- Task details
Find the string "grid" and gather every line that holds it.

─── Source records ───

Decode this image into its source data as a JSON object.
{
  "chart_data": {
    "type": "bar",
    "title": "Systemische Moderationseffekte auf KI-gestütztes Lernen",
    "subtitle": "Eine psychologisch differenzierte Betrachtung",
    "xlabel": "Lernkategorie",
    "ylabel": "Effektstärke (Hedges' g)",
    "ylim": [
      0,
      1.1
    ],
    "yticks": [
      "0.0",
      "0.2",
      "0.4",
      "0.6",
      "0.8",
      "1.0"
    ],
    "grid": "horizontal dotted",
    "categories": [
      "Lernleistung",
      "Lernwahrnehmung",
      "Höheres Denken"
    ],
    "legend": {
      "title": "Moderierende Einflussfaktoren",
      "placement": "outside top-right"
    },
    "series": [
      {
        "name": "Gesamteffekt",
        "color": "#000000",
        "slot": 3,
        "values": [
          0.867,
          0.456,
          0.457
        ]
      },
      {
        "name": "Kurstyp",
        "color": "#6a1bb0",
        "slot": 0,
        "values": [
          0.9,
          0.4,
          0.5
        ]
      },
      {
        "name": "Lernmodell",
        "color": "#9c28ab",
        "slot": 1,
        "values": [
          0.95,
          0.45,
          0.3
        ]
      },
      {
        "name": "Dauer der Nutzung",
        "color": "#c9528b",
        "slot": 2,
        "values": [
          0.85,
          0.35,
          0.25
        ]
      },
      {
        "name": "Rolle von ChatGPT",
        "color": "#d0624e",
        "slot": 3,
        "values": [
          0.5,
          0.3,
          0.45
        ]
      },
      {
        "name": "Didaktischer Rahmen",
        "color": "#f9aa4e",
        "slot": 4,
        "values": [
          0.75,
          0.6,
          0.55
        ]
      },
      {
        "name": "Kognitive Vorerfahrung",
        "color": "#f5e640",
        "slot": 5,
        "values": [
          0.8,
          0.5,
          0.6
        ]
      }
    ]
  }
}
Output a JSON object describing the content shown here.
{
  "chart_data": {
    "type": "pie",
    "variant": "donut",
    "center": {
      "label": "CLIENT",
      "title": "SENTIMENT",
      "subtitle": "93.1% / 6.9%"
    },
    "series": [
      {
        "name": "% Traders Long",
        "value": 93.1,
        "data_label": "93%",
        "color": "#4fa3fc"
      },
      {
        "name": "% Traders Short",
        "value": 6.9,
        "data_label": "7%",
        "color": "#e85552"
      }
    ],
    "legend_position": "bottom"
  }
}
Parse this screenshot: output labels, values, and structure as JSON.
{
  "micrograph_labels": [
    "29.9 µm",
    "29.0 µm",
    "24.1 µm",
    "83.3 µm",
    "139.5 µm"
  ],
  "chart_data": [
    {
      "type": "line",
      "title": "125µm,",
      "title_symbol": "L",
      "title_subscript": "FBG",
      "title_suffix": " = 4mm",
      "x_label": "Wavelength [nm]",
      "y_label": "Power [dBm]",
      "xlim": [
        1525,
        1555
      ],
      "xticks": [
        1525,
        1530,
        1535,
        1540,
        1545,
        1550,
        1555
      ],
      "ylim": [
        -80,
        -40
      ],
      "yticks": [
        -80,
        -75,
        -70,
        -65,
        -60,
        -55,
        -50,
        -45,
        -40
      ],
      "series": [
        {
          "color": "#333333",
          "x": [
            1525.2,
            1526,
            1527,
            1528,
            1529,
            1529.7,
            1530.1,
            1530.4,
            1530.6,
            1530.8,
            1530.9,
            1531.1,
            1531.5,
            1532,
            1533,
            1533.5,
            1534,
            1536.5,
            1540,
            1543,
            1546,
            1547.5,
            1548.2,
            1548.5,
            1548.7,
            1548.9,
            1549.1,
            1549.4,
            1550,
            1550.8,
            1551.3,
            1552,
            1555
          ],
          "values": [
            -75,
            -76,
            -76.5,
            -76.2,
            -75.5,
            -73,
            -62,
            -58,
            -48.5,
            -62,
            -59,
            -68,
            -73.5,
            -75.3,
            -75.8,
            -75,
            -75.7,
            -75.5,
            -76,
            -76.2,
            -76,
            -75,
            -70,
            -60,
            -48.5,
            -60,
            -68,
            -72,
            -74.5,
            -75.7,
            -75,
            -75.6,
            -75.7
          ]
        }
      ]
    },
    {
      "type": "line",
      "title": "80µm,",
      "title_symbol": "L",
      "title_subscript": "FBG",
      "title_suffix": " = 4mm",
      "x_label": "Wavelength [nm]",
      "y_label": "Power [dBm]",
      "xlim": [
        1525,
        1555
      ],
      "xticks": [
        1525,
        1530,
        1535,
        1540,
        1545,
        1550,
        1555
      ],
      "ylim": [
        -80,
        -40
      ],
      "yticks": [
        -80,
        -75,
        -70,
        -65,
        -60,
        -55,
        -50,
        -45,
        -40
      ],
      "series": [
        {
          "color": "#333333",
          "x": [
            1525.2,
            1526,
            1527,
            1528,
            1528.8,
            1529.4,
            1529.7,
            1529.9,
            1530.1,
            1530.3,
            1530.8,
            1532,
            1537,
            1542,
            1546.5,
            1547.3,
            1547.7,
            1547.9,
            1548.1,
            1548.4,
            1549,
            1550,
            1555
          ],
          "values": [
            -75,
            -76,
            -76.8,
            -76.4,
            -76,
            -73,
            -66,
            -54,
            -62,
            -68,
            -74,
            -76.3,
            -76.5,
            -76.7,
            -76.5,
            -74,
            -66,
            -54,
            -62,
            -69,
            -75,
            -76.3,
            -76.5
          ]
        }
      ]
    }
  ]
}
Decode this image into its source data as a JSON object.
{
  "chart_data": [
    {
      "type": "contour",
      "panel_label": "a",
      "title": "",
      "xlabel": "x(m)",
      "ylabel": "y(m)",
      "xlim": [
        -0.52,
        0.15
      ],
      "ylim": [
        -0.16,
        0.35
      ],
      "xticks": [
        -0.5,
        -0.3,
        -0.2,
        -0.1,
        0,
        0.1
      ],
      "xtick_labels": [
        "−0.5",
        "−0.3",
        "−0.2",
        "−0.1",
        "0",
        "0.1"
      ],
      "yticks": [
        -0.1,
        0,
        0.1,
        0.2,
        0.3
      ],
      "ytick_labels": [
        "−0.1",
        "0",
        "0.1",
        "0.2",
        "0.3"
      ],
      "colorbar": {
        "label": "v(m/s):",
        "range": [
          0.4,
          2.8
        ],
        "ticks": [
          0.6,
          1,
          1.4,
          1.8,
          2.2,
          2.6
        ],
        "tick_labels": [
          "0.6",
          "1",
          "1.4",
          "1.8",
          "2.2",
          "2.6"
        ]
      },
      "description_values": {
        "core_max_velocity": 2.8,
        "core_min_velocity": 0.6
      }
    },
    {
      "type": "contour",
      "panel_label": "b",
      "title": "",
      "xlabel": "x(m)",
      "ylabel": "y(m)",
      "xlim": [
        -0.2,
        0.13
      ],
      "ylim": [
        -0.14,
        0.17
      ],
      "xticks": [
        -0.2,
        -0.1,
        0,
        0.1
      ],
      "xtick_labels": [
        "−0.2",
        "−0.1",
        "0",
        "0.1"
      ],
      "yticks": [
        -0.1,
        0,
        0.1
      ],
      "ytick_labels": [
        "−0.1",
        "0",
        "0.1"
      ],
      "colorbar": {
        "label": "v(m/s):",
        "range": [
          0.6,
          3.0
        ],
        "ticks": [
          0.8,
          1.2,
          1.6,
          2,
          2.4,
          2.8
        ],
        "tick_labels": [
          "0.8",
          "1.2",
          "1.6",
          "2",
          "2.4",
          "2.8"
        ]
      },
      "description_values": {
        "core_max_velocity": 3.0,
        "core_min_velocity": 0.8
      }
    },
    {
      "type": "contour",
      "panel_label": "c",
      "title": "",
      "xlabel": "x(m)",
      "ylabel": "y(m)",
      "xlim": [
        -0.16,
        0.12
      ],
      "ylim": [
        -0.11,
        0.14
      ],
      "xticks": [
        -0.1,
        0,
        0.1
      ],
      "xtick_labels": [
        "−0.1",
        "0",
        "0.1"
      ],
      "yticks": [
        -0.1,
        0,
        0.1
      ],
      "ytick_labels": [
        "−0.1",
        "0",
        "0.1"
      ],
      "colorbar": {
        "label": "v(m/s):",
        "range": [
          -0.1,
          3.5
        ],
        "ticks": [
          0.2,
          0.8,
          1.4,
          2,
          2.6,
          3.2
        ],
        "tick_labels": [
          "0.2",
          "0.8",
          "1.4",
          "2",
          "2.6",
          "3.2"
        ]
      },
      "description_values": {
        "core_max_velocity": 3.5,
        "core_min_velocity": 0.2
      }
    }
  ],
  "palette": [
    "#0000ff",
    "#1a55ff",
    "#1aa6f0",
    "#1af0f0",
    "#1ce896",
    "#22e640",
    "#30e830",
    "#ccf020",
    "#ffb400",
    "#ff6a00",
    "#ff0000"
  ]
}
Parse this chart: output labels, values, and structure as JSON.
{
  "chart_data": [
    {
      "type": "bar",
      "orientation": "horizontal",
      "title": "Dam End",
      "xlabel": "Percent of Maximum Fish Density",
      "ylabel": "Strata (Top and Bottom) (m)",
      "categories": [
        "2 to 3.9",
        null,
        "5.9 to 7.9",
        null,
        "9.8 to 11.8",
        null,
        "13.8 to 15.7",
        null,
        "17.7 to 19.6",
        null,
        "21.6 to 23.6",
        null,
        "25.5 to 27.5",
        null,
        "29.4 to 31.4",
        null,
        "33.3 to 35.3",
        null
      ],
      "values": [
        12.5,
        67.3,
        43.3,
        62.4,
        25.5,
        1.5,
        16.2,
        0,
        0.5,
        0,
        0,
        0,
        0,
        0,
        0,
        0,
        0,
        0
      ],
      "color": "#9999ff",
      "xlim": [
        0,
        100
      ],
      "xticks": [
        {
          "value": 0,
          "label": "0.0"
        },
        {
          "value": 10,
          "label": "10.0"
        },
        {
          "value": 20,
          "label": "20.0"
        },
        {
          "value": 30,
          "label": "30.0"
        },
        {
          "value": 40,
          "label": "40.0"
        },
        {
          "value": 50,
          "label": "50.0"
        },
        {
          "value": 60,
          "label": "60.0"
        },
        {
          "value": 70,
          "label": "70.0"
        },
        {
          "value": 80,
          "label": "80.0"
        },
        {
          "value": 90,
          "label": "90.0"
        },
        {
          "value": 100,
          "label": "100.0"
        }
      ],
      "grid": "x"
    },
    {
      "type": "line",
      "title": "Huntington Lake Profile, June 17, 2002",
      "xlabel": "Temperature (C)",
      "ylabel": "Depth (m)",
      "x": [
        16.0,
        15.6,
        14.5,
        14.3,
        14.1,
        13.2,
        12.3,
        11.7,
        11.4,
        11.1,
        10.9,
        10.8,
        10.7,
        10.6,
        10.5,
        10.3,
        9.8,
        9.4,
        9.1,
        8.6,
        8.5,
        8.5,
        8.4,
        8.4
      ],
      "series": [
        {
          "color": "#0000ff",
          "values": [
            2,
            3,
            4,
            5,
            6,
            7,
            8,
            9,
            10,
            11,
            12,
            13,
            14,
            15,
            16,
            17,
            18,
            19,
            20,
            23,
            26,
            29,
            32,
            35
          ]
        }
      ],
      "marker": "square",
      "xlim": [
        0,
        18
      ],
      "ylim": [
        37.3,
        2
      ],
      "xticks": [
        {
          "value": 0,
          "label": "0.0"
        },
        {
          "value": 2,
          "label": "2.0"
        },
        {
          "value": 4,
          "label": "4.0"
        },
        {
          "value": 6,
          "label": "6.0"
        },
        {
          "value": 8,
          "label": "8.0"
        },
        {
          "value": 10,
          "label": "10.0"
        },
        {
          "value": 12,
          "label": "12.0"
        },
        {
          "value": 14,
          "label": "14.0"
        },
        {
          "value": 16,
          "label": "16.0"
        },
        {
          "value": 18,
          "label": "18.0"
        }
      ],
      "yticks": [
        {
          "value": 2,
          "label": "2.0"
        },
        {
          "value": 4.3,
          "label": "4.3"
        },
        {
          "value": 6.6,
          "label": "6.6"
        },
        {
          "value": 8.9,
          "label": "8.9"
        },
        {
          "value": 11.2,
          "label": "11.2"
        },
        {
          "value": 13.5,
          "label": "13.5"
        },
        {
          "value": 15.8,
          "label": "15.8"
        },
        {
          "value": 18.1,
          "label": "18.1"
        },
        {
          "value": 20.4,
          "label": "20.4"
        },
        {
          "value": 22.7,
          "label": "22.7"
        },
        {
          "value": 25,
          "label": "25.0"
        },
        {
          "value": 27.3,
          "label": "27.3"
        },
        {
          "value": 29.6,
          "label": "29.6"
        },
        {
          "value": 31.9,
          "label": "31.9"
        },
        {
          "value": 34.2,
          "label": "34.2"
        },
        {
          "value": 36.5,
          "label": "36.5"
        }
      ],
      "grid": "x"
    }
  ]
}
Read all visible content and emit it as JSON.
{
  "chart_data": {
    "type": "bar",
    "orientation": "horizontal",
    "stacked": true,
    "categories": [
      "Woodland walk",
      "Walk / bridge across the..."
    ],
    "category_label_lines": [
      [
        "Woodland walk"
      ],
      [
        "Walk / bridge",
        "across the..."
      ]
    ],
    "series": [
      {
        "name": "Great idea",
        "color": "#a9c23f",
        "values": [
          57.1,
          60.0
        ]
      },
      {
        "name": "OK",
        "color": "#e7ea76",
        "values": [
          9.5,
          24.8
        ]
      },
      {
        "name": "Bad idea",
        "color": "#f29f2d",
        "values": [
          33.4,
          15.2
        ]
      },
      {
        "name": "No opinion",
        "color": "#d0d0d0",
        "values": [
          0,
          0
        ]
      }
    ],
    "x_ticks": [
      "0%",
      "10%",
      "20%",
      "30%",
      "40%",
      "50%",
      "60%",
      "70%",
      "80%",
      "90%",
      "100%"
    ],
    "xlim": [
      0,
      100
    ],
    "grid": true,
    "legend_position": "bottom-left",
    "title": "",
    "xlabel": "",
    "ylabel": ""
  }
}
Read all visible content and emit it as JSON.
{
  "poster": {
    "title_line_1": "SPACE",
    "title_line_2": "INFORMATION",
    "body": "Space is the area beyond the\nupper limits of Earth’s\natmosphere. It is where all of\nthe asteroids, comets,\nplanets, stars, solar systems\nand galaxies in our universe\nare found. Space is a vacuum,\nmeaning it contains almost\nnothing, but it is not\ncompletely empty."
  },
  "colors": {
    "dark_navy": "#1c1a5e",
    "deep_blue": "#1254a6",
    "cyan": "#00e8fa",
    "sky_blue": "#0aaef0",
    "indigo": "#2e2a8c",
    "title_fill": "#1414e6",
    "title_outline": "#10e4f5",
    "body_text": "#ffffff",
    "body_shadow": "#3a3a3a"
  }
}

───

- Response to this task
    "grid": "horizontal dotted",
      "grid": "x"
      "grid": "x"
    "grid": true,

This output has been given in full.